CHALLENGE: Output every record below exactly as it appears.

* Begin DATA TO USE *

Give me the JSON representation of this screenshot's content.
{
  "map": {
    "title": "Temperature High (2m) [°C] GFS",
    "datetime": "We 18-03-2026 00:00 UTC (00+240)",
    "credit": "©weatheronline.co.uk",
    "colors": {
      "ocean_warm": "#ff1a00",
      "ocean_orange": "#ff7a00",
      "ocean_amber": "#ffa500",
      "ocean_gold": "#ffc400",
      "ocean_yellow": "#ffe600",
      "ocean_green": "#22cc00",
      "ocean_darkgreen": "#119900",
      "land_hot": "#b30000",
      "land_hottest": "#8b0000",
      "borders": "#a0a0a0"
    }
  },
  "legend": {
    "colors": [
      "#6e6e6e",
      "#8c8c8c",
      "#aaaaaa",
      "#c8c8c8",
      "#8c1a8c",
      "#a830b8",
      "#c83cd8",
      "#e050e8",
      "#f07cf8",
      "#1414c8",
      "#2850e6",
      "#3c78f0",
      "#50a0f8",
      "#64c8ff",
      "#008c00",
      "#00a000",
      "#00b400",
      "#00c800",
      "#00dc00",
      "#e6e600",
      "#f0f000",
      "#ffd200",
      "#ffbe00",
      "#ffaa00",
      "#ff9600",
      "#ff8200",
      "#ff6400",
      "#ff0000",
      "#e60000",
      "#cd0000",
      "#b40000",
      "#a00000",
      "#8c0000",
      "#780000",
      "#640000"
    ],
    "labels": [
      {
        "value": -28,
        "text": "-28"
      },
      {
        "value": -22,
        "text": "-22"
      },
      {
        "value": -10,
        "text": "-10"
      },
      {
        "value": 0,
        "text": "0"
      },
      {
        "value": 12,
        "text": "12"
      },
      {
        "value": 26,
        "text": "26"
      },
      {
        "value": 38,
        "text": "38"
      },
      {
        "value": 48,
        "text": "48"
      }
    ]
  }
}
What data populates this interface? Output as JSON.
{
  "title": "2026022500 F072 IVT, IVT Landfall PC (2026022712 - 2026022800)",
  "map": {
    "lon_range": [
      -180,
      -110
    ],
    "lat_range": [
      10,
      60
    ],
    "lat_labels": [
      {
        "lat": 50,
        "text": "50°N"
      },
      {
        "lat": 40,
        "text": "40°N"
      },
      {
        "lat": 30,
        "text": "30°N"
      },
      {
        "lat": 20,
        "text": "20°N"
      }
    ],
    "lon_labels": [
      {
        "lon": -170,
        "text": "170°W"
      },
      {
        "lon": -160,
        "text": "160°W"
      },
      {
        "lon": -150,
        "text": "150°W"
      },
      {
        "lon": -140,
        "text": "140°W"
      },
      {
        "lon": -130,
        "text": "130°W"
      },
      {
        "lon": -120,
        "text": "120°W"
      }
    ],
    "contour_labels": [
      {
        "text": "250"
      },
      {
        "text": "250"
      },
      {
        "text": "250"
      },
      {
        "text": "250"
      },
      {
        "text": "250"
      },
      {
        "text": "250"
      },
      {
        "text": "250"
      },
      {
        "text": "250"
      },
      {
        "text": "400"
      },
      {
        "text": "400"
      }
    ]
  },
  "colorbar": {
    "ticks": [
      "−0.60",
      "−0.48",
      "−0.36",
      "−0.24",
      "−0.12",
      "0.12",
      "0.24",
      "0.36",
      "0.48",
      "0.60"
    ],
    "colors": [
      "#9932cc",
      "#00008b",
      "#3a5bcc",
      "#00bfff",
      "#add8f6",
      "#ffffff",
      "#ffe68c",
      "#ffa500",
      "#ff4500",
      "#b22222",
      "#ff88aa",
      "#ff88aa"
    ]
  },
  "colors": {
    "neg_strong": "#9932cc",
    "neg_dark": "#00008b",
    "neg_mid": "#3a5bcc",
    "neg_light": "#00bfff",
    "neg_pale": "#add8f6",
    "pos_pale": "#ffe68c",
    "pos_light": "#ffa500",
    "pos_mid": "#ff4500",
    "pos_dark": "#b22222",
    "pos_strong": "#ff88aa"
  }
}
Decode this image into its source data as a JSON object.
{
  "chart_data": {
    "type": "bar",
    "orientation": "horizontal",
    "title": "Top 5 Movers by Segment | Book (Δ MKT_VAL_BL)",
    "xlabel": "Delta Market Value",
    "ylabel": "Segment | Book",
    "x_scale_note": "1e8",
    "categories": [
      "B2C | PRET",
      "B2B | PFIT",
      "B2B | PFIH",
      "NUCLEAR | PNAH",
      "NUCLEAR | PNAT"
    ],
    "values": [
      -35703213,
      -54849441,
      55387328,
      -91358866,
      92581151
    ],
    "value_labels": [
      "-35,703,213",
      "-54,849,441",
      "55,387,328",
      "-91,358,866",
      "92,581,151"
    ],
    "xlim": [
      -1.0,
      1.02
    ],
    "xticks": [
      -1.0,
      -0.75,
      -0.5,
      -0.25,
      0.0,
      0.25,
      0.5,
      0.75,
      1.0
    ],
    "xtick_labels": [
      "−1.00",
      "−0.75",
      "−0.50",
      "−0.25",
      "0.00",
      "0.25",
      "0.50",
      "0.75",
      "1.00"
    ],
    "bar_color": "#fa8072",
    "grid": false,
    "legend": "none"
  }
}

* End DATA TO USE *

SOLUTION:
Give me the JSON representation of this screenshot's content.
{
  "map": {
    "title": "Temperature High (2m) [°C] GFS",
    "datetime": "We 18-03-2026 00:00 UTC (00+240)",
    "credit": "©weatheronline.co.uk",
    "colors": {
      "ocean_warm": "#ff1a00",
      "ocean_orange": "#ff7a00",
      "ocean_amber": "#ffa500",
      "ocean_gold": "#ffc400",
      "ocean_yellow": "#ffe600",
      "ocean_green": "#22cc00",
      "ocean_darkgreen": "#119900",
      "land_hot": "#b30000",
      "land_hottest": "#8b0000",
      "borders": "#a0a0a0"
    }
  },
  "legend": {
    "colors": [
      "#6e6e6e",
      "#8c8c8c",
      "#aaaaaa",
      "#c8c8c8",
      "#8c1a8c",
      "#a830b8",
      "#c83cd8",
      "#e050e8",
      "#f07cf8",
      "#1414c8",
      "#2850e6",
      "#3c78f0",
      "#50a0f8",
      "#64c8ff",
      "#008c00",
      "#00a000",
      "#00b400",
      "#00c800",
      "#00dc00",
      "#e6e600",
      "#f0f000",
      "#ffd200",
      "#ffbe00",
      "#ffaa00",
      "#ff9600",
      "#ff8200",
      "#ff6400",
      "#ff0000",
      "#e60000",
      "#cd0000",
      "#b40000",
      "#a00000",
      "#8c0000",
      "#780000",
      "#640000"
    ],
    "labels": [
      {
        "value": -28,
        "text": "-28"
      },
      {
        "value": -22,
        "text": "-22"
      },
      {
        "value": -10,
        "text": "-10"
      },
      {
        "value": 0,
        "text": "0"
      },
      {
        "value": 12,
        "text": "12"
      },
      {
        "value": 26,
        "text": "26"
      },
      {
        "value": 38,
        "text": "38"
      },
      {
        "value": 48,
        "text": "48"
      }
    ]
  }
}
What data populates this interface? Output as JSON.
{
  "title": "2026022500 F072 IVT, IVT Landfall PC (2026022712 - 2026022800)",
  "map": {
    "lon_range": [
      -180,
      -110
    ],
    "lat_range": [
      10,
      60
    ],
    "lat_labels": [
      {
        "lat": 50,
        "text": "50°N"
      },
      {
        "lat": 40,
        "text": "40°N"
      },
      {
        "lat": 30,
        "text": "30°N"
      },
      {
        "lat": 20,
        "text": "20°N"
      }
    ],
    "lon_labels": [
      {
        "lon": -170,
        "text": "170°W"
      },
      {
        "lon": -160,
        "text": "160°W"
      },
      {
        "lon": -150,
        "text": "150°W"
      },
      {
        "lon": -140,
        "text": "140°W"
      },
      {
        "lon": -130,
        "text": "130°W"
      },
      {
        "lon": -120,
        "text": "120°W"
      }
    ],
    "contour_labels": [
      {
        "text": "250"
      },
      {
        "text": "250"
      },
      {
        "text": "250"
      },
      {
        "text": "250"
      },
      {
        "text": "250"
      },
      {
        "text": "250"
      },
      {
        "text": "250"
      },
      {
        "text": "250"
      },
      {
        "text": "400"
      },
      {
        "text": "400"
      }
    ]
  },
  "colorbar": {
    "ticks": [
      "−0.60",
      "−0.48",
      "−0.36",
      "−0.24",
      "−0.12",
      "0.12",
      "0.24",
      "0.36",
      "0.48",
      "0.60"
    ],
    "colors": [
      "#9932cc",
      "#00008b",
      "#3a5bcc",
      "#00bfff",
      "#add8f6",
      "#ffffff",
      "#ffe68c",
      "#ffa500",
      "#ff4500",
      "#b22222",
      "#ff88aa",
      "#ff88aa"
    ]
  },
  "colors": {
    "neg_strong": "#9932cc",
    "neg_dark": "#00008b",
    "neg_mid": "#3a5bcc",
    "neg_light": "#00bfff",
    "neg_pale": "#add8f6",
    "pos_pale": "#ffe68c",
    "pos_light": "#ffa500",
    "pos_mid": "#ff4500",
    "pos_dark": "#b22222",
    "pos_strong": "#ff88aa"
  }
}
Decode this image into its source data as a JSON object.
{
  "chart_data": {
    "type": "bar",
    "orientation": "horizontal",
    "title": "Top 5 Movers by Segment | Book (Δ MKT_VAL_BL)",
    "xlabel": "Delta Market Value",
    "ylabel": "Segment | Book",
    "x_scale_note": "1e8",
    "categories": [
      "B2C | PRET",
      "B2B | PFIT",
      "B2B | PFIH",
      "NUCLEAR | PNAH",
      "NUCLEAR | PNAT"
    ],
    "values": [
      -35703213,
      -54849441,
      55387328,
      -91358866,
      92581151
    ],
    "value_labels": [
      "-35,703,213",
      "-54,849,441",
      "55,387,328",
      "-91,358,866",
      "92,581,151"
    ],
    "xlim": [
      -1.0,
      1.02
    ],
    "xticks": [
      -1.0,
      -0.75,
      -0.5,
      -0.25,
      0.0,
      0.25,
      0.5,
      0.75,
      1.0
    ],
    "xtick_labels": [
      "−1.00",
      "−0.75",
      "−0.50",
      "−0.25",
      "0.00",
      "0.25",
      "0.50",
      "0.75",
      "1.00"
    ],
    "bar_color": "#fa8072",
    "grid": false,
    "legend": "none"
  }
}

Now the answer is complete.